Would you output all the data exactly as it stands?

++++++++++++++++++++

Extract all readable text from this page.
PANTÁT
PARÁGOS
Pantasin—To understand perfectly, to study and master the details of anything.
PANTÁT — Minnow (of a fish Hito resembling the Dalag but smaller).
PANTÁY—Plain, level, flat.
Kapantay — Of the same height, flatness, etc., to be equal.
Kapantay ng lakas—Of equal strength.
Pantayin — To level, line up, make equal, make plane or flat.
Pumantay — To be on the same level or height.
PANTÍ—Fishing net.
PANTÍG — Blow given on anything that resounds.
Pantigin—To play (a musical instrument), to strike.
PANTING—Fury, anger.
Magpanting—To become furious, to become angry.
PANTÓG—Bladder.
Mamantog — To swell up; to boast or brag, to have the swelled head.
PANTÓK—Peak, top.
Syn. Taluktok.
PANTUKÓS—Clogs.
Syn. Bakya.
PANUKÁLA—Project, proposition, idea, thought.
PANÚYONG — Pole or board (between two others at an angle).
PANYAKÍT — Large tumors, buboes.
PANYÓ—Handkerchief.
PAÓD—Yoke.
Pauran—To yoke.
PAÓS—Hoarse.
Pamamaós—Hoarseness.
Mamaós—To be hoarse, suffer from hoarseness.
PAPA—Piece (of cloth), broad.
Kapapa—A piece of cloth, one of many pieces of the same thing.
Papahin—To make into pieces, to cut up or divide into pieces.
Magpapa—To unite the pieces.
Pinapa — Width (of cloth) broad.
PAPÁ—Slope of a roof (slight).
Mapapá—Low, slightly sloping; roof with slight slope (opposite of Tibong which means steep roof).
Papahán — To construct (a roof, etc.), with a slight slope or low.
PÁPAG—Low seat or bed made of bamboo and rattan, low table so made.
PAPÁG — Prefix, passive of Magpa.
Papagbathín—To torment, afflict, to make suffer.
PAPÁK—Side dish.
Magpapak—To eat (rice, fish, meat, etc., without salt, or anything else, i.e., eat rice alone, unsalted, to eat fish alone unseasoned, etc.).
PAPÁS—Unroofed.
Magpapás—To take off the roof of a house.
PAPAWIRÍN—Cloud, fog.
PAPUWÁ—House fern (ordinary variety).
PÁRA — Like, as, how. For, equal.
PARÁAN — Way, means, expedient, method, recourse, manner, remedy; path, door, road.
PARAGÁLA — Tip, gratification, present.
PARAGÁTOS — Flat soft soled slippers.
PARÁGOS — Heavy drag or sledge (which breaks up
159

++++++++++++++++++++

[Solved problem]
Extract all readable text from this page.
PANTÁT
PARÁGOS
Pantasin—To understand perfectly, to study and master the details of anything.
PANTÁT — Minnow (of a fish Hito resembling the Dalag but smaller).
PANTÁY—Plain, level, flat.
Kapantay — Of the same height, flatness, etc., to be equal.
Kapantay ng lakas—Of equal strength.
Pantayin — To level, line up, make equal, make plane or flat.
Pumantay — To be on the same level or height.
PANTÍ—Fishing net.
PANTÍG — Blow given on anything that resounds.
Pantigin—To play (a musical instrument), to strike.
PANTING—Fury, anger.
Magpanting—To become furious, to become angry.
PANTÓG—Bladder.
Mamantog — To swell up; to boast or brag, to have the swelled head.
PANTÓK—Peak, top.
Syn. Taluktok.
PANTUKÓS—Clogs.
Syn. Bakya.
PANUKÁLA—Project, proposition, idea, thought.
PANÚYONG — Pole or board (between two others at an angle).
PANYAKÍT — Large tumors, buboes.
PANYÓ—Handkerchief.
PAÓD—Yoke.
Pauran—To yoke.
PAÓS—Hoarse.
Pamamaós—Hoarseness.
Mamaós—To be hoarse, suffer from hoarseness.
PAPA—Piece (of cloth), broad.
Kapapa—A piece of cloth, one of many pieces of the same thing.
Papahin—To make into pieces, to cut up or divide into pieces.
Magpapa—To unite the pieces.
Pinapa — Width (of cloth) broad.
PAPÁ—Slope of a roof (slight).
Mapapá—Low, slightly sloping; roof with slight slope (opposite of Tibong which means steep roof).
Papahán — To construct (a roof, etc.), with a slight slope or low.
PÁPAG—Low seat or bed made of bamboo and rattan, low table so made.
PAPÁG — Prefix, passive of Magpa.
Papagbathín—To torment, afflict, to make suffer.
PAPÁK—Side dish.
Magpapak—To eat (rice, fish, meat, etc., without salt, or anything else, i.e., eat rice alone, unsalted, to eat fish alone unseasoned, etc.).
PAPÁS—Unroofed.
Magpapás—To take off the roof of a house.
PAPAWIRÍN—Cloud, fog.
PAPUWÁ—House fern (ordinary variety).
PÁRA — Like, as, how. For, equal.
PARÁAN — Way, means, expedient, method, recourse, manner, remedy; path, door, road.
PARAGÁLA — Tip, gratification, present.
PARAGÁTOS — Flat soft soled slippers.
PARÁGOS — Heavy drag or sledge (which breaks up
159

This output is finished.